-- START OF RECORDS TO PROCESS --
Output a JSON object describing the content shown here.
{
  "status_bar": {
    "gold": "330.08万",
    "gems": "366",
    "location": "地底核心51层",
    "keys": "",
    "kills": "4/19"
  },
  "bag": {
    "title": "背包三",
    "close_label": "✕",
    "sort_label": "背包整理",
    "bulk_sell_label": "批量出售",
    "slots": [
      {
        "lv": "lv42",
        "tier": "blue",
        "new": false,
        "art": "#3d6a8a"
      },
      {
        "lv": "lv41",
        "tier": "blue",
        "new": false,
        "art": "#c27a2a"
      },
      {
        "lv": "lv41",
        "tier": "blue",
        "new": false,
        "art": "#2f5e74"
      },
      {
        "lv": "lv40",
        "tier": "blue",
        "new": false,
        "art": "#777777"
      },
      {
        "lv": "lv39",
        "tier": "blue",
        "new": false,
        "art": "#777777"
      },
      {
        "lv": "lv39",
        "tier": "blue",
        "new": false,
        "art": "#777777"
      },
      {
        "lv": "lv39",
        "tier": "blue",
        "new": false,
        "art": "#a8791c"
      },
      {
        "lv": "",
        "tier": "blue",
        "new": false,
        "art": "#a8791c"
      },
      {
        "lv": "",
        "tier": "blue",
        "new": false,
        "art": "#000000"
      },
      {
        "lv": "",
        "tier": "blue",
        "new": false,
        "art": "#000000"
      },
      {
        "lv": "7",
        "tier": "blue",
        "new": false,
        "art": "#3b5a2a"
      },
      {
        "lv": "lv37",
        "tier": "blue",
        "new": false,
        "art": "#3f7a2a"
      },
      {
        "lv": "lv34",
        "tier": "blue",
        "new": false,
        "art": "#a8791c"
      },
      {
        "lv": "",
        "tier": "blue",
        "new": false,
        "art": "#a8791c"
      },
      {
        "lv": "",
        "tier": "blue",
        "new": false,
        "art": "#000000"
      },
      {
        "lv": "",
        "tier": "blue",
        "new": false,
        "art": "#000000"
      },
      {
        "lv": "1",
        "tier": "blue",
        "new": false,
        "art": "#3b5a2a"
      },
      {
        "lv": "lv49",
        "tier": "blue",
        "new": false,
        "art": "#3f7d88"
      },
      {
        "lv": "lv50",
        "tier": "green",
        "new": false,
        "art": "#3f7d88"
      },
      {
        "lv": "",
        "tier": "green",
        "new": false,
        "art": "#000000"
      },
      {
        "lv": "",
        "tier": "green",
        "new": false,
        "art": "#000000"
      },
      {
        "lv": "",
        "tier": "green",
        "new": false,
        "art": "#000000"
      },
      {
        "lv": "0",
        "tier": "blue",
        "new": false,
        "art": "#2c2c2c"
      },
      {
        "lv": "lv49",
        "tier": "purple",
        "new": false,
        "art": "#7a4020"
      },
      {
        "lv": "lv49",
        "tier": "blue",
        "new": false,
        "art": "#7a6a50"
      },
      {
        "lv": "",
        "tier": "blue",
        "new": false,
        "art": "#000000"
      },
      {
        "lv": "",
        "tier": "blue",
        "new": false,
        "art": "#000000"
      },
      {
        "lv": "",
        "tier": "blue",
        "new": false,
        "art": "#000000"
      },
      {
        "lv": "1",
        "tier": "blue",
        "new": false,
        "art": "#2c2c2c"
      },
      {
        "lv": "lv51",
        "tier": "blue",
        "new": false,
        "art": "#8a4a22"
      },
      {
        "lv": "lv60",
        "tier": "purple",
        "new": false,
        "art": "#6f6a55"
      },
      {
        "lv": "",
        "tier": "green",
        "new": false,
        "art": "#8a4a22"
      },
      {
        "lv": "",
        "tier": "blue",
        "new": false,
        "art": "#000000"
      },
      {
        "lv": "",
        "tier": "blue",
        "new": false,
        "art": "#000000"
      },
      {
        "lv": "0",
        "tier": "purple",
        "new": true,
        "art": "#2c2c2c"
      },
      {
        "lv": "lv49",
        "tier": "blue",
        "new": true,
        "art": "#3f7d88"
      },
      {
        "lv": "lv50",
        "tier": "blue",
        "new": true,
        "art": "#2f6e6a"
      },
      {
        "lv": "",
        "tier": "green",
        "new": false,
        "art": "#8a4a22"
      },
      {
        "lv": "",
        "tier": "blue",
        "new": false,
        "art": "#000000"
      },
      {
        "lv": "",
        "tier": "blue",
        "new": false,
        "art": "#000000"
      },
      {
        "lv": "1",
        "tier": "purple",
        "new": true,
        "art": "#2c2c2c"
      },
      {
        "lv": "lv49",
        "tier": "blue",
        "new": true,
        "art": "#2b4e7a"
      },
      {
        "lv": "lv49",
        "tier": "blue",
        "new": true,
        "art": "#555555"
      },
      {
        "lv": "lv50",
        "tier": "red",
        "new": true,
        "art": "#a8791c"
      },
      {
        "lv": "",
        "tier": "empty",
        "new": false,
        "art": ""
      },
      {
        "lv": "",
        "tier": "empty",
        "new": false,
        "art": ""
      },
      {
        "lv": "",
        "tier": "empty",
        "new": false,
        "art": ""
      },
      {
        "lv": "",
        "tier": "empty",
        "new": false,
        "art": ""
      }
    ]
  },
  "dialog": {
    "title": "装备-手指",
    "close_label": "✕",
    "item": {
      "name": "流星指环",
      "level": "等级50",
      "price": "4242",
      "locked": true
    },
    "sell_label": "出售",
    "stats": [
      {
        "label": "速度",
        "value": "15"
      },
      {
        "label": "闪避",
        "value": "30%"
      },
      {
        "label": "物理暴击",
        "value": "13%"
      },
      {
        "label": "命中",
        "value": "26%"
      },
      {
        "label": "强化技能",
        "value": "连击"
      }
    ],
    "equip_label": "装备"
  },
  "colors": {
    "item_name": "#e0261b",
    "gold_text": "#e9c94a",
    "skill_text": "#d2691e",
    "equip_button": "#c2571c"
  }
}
-- END OF RECORDS TO PROCESS --
Output all preceding records character for character.

Output a JSON object describing the content shown here.
{
  "status_bar": {
    "gold": "330.08万",
    "gems": "366",
    "location": "地底核心51层",
    "keys": "",
    "kills": "4/19"
  },
  "bag": {
    "title": "背包三",
    "close_label": "✕",
    "sort_label": "背包整理",
    "bulk_sell_label": "批量出售",
    "slots": [
      {
        "lv": "lv42",
        "tier": "blue",
        "new": false,
        "art": "#3d6a8a"
      },
      {
        "lv": "lv41",
        "tier": "blue",
        "new": false,
        "art": "#c27a2a"
      },
      {
        "lv": "lv41",
        "tier": "blue",
        "new": false,
        "art": "#2f5e74"
      },
      {
        "lv": "lv40",
        "tier": "blue",
        "new": false,
        "art": "#777777"
      },
      {
        "lv": "lv39",
        "tier": "blue",
        "new": false,
        "art": "#777777"
      },
      {
        "lv": "lv39",
        "tier": "blue",
        "new": false,
        "art": "#777777"
      },
      {
        "lv": "lv39",
        "tier": "blue",
        "new": false,
        "art": "#a8791c"
      },
      {
        "lv": "",
        "tier": "blue",
        "new": false,
        "art": "#a8791c"
      },
      {
        "lv": "",
        "tier": "blue",
        "new": false,
        "art": "#000000"
      },
      {
        "lv": "",
        "tier": "blue",
        "new": false,
        "art": "#000000"
      },
      {
        "lv": "7",
        "tier": "blue",
        "new": false,
        "art": "#3b5a2a"
      },
      {
        "lv": "lv37",
        "tier": "blue",
        "new": false,
        "art": "#3f7a2a"
      },
      {
        "lv": "lv34",
        "tier": "blue",
        "new": false,
        "art": "#a8791c"
      },
      {
        "lv": "",
        "tier": "blue",
        "new": false,
        "art": "#a8791c"
      },
      {
        "lv": "",
        "tier": "blue",
        "new": false,
        "art": "#000000"
      },
      {
        "lv": "",
        "tier": "blue",
        "new": false,
        "art": "#000000"
      },
      {
        "lv": "1",
        "tier": "blue",
        "new": false,
        "art": "#3b5a2a"
      },
      {
        "lv": "lv49",
        "tier": "blue",
        "new": false,
        "art": "#3f7d88"
      },
      {
        "lv": "lv50",
        "tier": "green",
        "new": false,
        "art": "#3f7d88"
      },
      {
        "lv": "",
        "tier": "green",
        "new": false,
        "art": "#000000"
      },
      {
        "lv": "",
        "tier": "green",
        "new": false,
        "art": "#000000"
      },
      {
        "lv": "",
        "tier": "green",
        "new": false,
        "art": "#000000"
      },
      {
        "lv": "0",
        "tier": "blue",
        "new": false,
        "art": "#2c2c2c"
      },
      {
        "lv": "lv49",
        "tier": "purple",
        "new": false,
        "art": "#7a4020"
      },
      {
        "lv": "lv49",
        "tier": "blue",
        "new": false,
        "art": "#7a6a50"
      },
      {
        "lv": "",
        "tier": "blue",
        "new": false,
        "art": "#000000"
      },
      {
        "lv": "",
        "tier": "blue",
        "new": false,
        "art": "#000000"
      },
      {
        "lv": "",
        "tier": "blue",
        "new": false,
        "art": "#000000"
      },
      {
        "lv": "1",
        "tier": "blue",
        "new": false,
        "art": "#2c2c2c"
      },
      {
        "lv": "lv51",
        "tier": "blue",
        "new": false,
        "art": "#8a4a22"
      },
      {
        "lv": "lv60",
        "tier": "purple",
        "new": false,
        "art": "#6f6a55"
      },
      {
        "lv": "",
        "tier": "green",
        "new": false,
        "art": "#8a4a22"
      },
      {
        "lv": "",
        "tier": "blue",
        "new": false,
        "art": "#000000"
      },
      {
        "lv": "",
        "tier": "blue",
        "new": false,
        "art": "#000000"
      },
      {
        "lv": "0",
        "tier": "purple",
        "new": true,
        "art": "#2c2c2c"
      },
      {
        "lv": "lv49",
        "tier": "blue",
        "new": true,
        "art": "#3f7d88"
      },
      {
        "lv": "lv50",
        "tier": "blue",
        "new": true,
        "art": "#2f6e6a"
      },
      {
        "lv": "",
        "tier": "green",
        "new": false,
        "art": "#8a4a22"
      },
      {
        "lv": "",
        "tier": "blue",
        "new": false,
        "art": "#000000"
      },
      {
        "lv": "",
        "tier": "blue",
        "new": false,
        "art": "#000000"
      },
      {
        "lv": "1",
        "tier": "purple",
        "new": true,
        "art": "#2c2c2c"
      },
      {
        "lv": "lv49",
        "tier": "blue",
        "new": true,
        "art": "#2b4e7a"
      },
      {
        "lv": "lv49",
        "tier": "blue",
        "new": true,
        "art": "#555555"
      },
      {
        "lv": "lv50",
        "tier": "red",
        "new": true,
        "art": "#a8791c"
      },
      {
        "lv": "",
        "tier": "empty",
        "new": false,
        "art": ""
      },
      {
        "lv": "",
        "tier": "empty",
        "new": false,
        "art": ""
      },
      {
        "lv": "",
        "tier": "empty",
        "new": false,
        "art": ""
      },
      {
        "lv": "",
        "tier": "empty",
        "new": false,
        "art": ""
      }
    ]
  },
  "dialog": {
    "title": "装备-手指",
    "close_label": "✕",
    "item": {
      "name": "流星指环",
      "level": "等级50",
      "price": "4242",
      "locked": true
    },
    "sell_label": "出售",
    "stats": [
      {
        "label": "速度",
        "value": "15"
      },
      {
        "label": "闪避",
        "value": "30%"
      },
      {
        "label": "物理暴击",
        "value": "13%"
      },
      {
        "label": "命中",
        "value": "26%"
      },
      {
        "label": "强化技能",
        "value": "连击"
      }
    ],
    "equip_label": "装备"
  },
  "colors": {
    "item_name": "#e0261b",
    "gold_text": "#e9c94a",
    "skill_text": "#d2691e",
    "equip_button": "#c2571c"
  }
}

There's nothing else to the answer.